Extract the lines that carry the string "Uranium" from the listing.

#### [The data]
-- START --
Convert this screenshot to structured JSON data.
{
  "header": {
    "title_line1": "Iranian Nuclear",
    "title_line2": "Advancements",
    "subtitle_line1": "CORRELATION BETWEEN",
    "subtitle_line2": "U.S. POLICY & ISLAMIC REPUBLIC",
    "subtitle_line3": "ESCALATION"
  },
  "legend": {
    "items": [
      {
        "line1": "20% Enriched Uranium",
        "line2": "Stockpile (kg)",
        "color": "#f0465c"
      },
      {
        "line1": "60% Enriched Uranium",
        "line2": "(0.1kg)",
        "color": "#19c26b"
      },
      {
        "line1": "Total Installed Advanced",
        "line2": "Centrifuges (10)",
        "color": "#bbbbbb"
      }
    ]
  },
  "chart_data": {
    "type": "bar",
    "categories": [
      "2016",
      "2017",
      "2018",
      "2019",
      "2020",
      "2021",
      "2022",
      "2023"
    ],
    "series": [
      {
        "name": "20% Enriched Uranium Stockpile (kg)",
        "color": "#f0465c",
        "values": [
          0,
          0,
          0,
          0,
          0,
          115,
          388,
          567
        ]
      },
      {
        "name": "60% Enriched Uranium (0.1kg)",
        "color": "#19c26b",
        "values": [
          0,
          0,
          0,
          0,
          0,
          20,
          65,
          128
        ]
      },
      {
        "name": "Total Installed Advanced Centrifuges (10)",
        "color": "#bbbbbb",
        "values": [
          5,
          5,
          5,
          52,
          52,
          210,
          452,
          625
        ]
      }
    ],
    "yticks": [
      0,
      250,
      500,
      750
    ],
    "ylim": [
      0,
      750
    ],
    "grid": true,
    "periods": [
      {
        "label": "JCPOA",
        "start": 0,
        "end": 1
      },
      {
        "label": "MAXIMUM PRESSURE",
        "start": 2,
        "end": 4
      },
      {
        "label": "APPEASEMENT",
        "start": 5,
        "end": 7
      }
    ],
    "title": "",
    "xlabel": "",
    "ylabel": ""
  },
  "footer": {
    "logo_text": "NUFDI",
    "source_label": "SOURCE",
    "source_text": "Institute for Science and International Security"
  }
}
-- END --
#### [Complete output]
        "line1": "20% Enriched Uranium",
        "line1": "60% Enriched Uranium",
        "name": "20% Enriched Uranium Stockpile (kg)",
        "name": "60% Enriched Uranium (0.1kg)",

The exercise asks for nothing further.